### INSTRUCTIONS FOR THE TASK
Below are some records; repeat them all exactly, minus the pictures.

### PROVIDED RECORDS
* start *
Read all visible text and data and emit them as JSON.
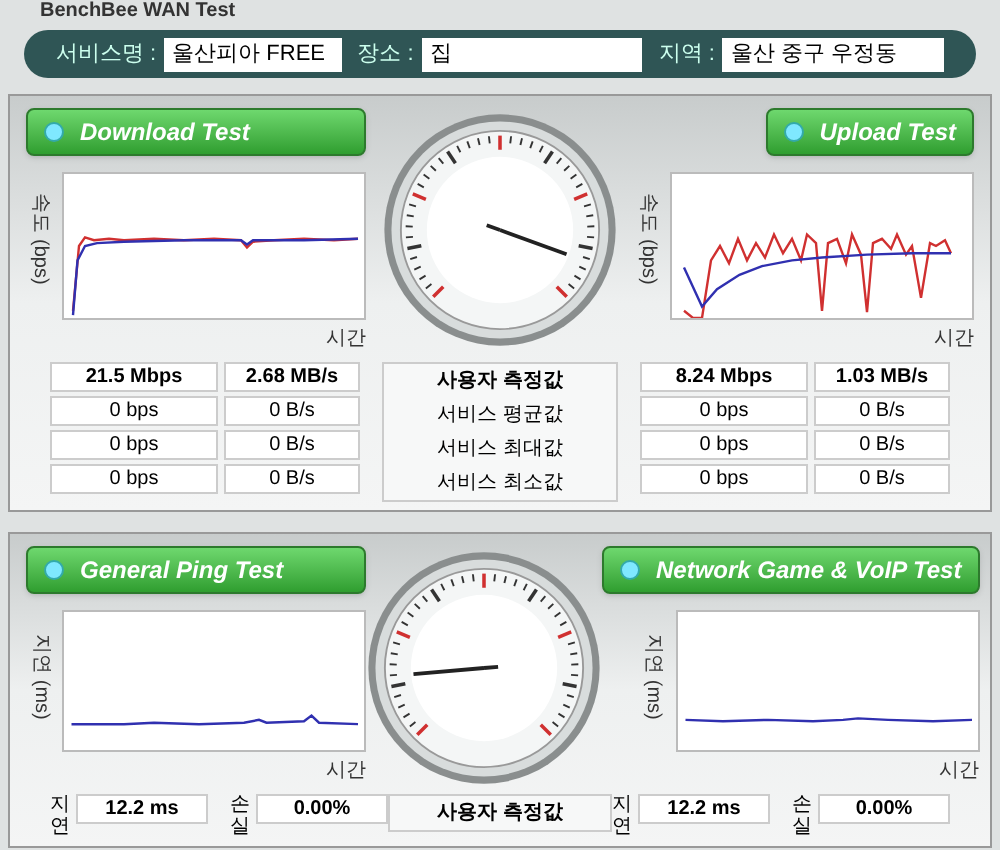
{
  "app_title": "BenchBee WAN Test",
  "info_fields": [
    {
      "label": "서비스명 :",
      "value": "울산피아 FREE"
    },
    {
      "label": "장소 :",
      "value": "집"
    },
    {
      "label": "지역 :",
      "value": "울산 중구 우정동"
    }
  ],
  "speed_panel": {
    "row_labels": [
      "사용자 측정값",
      "서비스 평균값",
      "서비스 최대값",
      "서비스 최소값"
    ],
    "tests": [
      {
        "kind": "download",
        "button": "Download Test",
        "y_axis": "속도 (bps)",
        "x_axis": "시간",
        "rows": [
          [
            "21.5 Mbps",
            "2.68 MB/s"
          ],
          [
            "0 bps",
            "0 B/s"
          ],
          [
            "0 bps",
            "0 B/s"
          ],
          [
            "0 bps",
            "0 B/s"
          ]
        ]
      },
      {
        "kind": "upload",
        "button": "Upload Test",
        "y_axis": "속도 (bps)",
        "x_axis": "시간",
        "rows": [
          [
            "8.24 Mbps",
            "1.03 MB/s"
          ],
          [
            "0 bps",
            "0 B/s"
          ],
          [
            "0 bps",
            "0 B/s"
          ],
          [
            "0 bps",
            "0 B/s"
          ]
        ]
      }
    ]
  },
  "ping_panel": {
    "row_labels": [
      "사용자 측정값"
    ],
    "tests": [
      {
        "kind": "ping",
        "button": "General Ping Test",
        "y_axis": "지연 (ms)",
        "x_axis": "시간",
        "delay_label": "지연",
        "loss_label": "손실",
        "rows": [
          [
            "12.2 ms",
            "0.00%"
          ]
        ]
      },
      {
        "kind": "game",
        "button": "Network Game & VoIP Test",
        "y_axis": "지연 (ms)",
        "x_axis": "시간",
        "delay_label": "지연",
        "loss_label": "손실",
        "rows": [
          [
            "12.2 ms",
            "0.00%"
          ]
        ]
      }
    ]
  }
}
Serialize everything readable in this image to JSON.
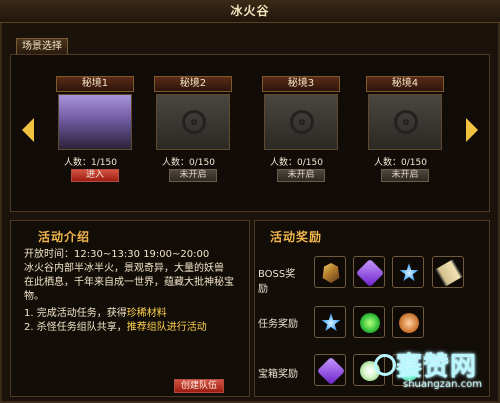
{
  "window": {
    "title": "冰火谷"
  },
  "scene_select": {
    "tab_label": "场景选择"
  },
  "realms": [
    {
      "title": "秘境1",
      "count": "人数：1/150",
      "button": "进入"
    },
    {
      "title": "秘境2",
      "count": "人数：0/150",
      "button": "未开启"
    },
    {
      "title": "秘境3",
      "count": "人数：0/150",
      "button": "未开启"
    },
    {
      "title": "秘境4",
      "count": "人数：0/150",
      "button": "未开启"
    }
  ],
  "intro": {
    "title": "活动介绍",
    "time": "开放时间：12:30~13:30 19:00~20:00",
    "desc_lines": [
      "冰火谷内部半冰半火，景观奇异，大量的妖兽",
      "在此栖息，千年来自成一世界，蕴藏大批神秘宝",
      "物。"
    ],
    "item1_prefix": "1. 完成活动任务，获得",
    "item1_highlight": "珍稀材料",
    "item2_prefix": "2. 杀怪任务组队共享，",
    "item2_highlight": "推荐组队进行活动",
    "create_team_button": "创建队伍"
  },
  "rewards": {
    "title": "活动奖励",
    "rows": [
      {
        "label": "BOSS奖励"
      },
      {
        "label": "任务奖励"
      },
      {
        "label": "宝箱奖励"
      }
    ]
  },
  "watermark": {
    "big": "赛赞网",
    "small": "shuangzan.com"
  }
}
* end *
### THE RESPONSE
Read all visible text and data and emit them as JSON.
{
  "app_title": "BenchBee WAN Test",
  "info_fields": [
    {
      "label": "서비스명 :",
      "value": "울산피아 FREE"
    },
    {
      "label": "장소 :",
      "value": "집"
    },
    {
      "label": "지역 :",
      "value": "울산 중구 우정동"
    }
  ],
  "speed_panel": {
    "row_labels": [
      "사용자 측정값",
      "서비스 평균값",
      "서비스 최대값",
      "서비스 최소값"
    ],
    "tests": [
      {
        "kind": "download",
        "button": "Download Test",
        "y_axis": "속도 (bps)",
        "x_axis": "시간",
        "rows": [
          [
            "21.5 Mbps",
            "2.68 MB/s"
          ],
          [
            "0 bps",
            "0 B/s"
          ],
          [
            "0 bps",
            "0 B/s"
          ],
          [
            "0 bps",
            "0 B/s"
          ]
        ]
      },
      {
        "kind": "upload",
        "button": "Upload Test",
        "y_axis": "속도 (bps)",
        "x_axis": "시간",
        "rows": [
          [
            "8.24 Mbps",
            "1.03 MB/s"
          ],
          [
            "0 bps",
            "0 B/s"
          ],
          [
            "0 bps",
            "0 B/s"
          ],
          [
            "0 bps",
            "0 B/s"
          ]
        ]
      }
    ]
  },
  "ping_panel": {
    "row_labels": [
      "사용자 측정값"
    ],
    "tests": [
      {
        "kind": "ping",
        "button": "General Ping Test",
        "y_axis": "지연 (ms)",
        "x_axis": "시간",
        "delay_label": "지연",
        "loss_label": "손실",
        "rows": [
          [
            "12.2 ms",
            "0.00%"
          ]
        ]
      },
      {
        "kind": "game",
        "button": "Network Game & VoIP Test",
        "y_axis": "지연 (ms)",
        "x_axis": "시간",
        "delay_label": "지연",
        "loss_label": "손실",
        "rows": [
          [
            "12.2 ms",
            "0.00%"
          ]
        ]
      }
    ]
  }
}
Serialize everything readable in this image to JSON.
{
  "window": {
    "title": "冰火谷"
  },
  "scene_select": {
    "tab_label": "场景选择"
  },
  "realms": [
    {
      "title": "秘境1",
      "count": "人数：1/150",
      "button": "进入"
    },
    {
      "title": "秘境2",
      "count": "人数：0/150",
      "button": "未开启"
    },
    {
      "title": "秘境3",
      "count": "人数：0/150",
      "button": "未开启"
    },
    {
      "title": "秘境4",
      "count": "人数：0/150",
      "button": "未开启"
    }
  ],
  "intro": {
    "title": "活动介绍",
    "time": "开放时间：12:30~13:30 19:00~20:00",
    "desc_lines": [
      "冰火谷内部半冰半火，景观奇异，大量的妖兽",
      "在此栖息，千年来自成一世界，蕴藏大批神秘宝",
      "物。"
    ],
    "item1_prefix": "1. 完成活动任务，获得",
    "item1_highlight": "珍稀材料",
    "item2_prefix": "2. 杀怪任务组队共享，",
    "item2_highlight": "推荐组队进行活动",
    "create_team_button": "创建队伍"
  },
  "rewards": {
    "title": "活动奖励",
    "rows": [
      {
        "label": "BOSS奖励"
      },
      {
        "label": "任务奖励"
      },
      {
        "label": "宝箱奖励"
      }
    ]
  },
  "watermark": {
    "big": "赛赞网",
    "small": "shuangzan.com"
  }
}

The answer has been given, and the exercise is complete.